▶ [Task goal] Your answer should be a single number: the count of lines containing the string "object".

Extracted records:
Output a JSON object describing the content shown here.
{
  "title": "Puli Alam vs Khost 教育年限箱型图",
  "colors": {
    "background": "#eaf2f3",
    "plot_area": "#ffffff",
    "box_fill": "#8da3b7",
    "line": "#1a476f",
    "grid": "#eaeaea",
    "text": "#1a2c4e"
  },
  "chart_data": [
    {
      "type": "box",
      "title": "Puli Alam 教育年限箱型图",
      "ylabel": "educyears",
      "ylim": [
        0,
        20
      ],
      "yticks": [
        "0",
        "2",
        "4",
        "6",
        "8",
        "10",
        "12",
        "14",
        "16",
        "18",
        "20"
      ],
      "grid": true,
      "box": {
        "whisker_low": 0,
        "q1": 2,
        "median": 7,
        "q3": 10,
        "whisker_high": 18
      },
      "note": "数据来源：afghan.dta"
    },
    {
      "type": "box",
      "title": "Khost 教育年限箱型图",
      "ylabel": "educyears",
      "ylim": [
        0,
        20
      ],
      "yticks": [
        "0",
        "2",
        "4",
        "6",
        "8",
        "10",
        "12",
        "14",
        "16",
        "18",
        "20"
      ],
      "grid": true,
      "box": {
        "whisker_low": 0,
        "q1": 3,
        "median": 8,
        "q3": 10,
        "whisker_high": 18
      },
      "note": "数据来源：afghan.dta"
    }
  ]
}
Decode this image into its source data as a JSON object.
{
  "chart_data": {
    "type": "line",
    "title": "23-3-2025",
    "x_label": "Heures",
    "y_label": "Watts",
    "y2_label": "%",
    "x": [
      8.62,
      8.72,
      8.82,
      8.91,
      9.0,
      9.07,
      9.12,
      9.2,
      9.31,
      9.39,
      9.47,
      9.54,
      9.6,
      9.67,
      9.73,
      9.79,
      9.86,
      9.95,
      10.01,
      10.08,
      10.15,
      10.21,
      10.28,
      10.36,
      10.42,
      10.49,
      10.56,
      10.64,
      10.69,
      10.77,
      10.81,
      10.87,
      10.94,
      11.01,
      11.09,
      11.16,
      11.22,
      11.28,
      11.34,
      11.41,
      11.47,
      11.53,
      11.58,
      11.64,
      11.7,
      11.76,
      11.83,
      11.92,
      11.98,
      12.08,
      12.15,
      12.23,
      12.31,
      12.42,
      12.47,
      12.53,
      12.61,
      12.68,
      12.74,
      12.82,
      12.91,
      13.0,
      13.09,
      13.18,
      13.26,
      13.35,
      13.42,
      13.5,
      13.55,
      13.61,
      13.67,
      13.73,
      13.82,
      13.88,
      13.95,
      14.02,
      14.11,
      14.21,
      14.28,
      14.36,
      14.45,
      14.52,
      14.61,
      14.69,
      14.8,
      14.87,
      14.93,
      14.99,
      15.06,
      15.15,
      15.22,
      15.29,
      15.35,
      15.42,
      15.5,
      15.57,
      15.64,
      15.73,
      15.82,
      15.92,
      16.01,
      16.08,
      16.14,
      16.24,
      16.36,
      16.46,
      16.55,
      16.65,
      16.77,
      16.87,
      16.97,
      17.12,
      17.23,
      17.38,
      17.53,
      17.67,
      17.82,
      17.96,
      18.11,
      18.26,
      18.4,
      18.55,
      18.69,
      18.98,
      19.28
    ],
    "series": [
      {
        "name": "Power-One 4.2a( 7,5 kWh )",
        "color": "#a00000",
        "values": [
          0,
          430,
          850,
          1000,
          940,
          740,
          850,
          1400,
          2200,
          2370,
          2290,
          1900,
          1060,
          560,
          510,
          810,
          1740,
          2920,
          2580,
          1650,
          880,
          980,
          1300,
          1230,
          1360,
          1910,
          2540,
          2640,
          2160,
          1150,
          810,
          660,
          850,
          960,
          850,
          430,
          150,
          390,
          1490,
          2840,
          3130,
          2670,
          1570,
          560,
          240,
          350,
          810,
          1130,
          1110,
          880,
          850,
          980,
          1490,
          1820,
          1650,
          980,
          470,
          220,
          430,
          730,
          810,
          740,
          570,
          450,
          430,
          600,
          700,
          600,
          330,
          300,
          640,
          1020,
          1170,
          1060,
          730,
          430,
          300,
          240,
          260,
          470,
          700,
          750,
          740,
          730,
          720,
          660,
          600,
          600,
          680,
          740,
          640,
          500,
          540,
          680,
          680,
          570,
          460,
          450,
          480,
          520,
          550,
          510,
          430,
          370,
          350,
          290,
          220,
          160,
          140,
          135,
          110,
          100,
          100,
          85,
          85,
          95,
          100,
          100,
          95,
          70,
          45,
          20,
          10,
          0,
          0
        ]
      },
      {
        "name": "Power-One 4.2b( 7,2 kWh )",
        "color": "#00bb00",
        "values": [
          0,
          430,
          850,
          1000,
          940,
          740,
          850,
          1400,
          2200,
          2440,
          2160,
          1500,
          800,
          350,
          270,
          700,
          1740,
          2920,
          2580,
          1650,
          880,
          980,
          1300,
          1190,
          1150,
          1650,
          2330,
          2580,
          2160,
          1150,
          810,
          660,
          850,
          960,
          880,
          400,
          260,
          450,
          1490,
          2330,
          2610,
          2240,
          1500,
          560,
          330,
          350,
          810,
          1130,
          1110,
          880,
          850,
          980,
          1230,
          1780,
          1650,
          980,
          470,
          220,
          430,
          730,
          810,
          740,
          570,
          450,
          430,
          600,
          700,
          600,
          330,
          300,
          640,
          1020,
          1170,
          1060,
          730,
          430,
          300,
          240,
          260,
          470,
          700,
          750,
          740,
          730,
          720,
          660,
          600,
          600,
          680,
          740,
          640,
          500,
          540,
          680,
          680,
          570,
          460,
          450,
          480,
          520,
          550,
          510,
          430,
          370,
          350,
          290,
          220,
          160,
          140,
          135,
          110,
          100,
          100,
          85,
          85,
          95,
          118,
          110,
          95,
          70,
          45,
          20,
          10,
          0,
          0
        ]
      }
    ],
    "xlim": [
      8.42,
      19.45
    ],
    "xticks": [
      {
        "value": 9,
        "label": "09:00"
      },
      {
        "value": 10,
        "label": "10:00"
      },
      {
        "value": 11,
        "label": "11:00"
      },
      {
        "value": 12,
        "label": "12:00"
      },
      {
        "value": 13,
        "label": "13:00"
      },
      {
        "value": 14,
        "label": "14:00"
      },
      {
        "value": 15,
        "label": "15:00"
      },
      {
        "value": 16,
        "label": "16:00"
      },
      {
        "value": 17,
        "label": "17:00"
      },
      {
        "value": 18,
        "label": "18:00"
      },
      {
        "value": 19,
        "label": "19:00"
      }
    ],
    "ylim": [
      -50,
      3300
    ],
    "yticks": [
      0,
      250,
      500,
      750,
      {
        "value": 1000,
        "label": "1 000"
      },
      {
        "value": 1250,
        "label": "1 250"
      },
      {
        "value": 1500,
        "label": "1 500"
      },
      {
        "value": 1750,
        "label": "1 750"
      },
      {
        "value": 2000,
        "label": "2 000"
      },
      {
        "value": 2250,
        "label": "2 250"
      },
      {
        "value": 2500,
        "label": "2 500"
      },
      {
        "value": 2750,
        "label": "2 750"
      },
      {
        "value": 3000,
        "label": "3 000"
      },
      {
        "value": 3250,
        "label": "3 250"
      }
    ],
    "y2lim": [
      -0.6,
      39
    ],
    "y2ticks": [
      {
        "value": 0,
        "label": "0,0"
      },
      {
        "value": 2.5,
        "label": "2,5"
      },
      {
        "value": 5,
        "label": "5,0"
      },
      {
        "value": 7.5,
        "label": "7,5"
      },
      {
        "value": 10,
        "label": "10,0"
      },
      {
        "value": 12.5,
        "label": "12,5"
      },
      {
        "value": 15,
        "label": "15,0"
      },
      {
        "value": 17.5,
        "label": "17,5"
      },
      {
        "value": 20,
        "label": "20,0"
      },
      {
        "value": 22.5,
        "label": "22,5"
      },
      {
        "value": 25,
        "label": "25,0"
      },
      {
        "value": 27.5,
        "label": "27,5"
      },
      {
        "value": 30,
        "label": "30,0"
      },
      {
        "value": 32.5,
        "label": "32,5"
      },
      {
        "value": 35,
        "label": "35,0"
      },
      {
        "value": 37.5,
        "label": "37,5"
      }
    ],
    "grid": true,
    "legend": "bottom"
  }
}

▶ [Exercise output] 2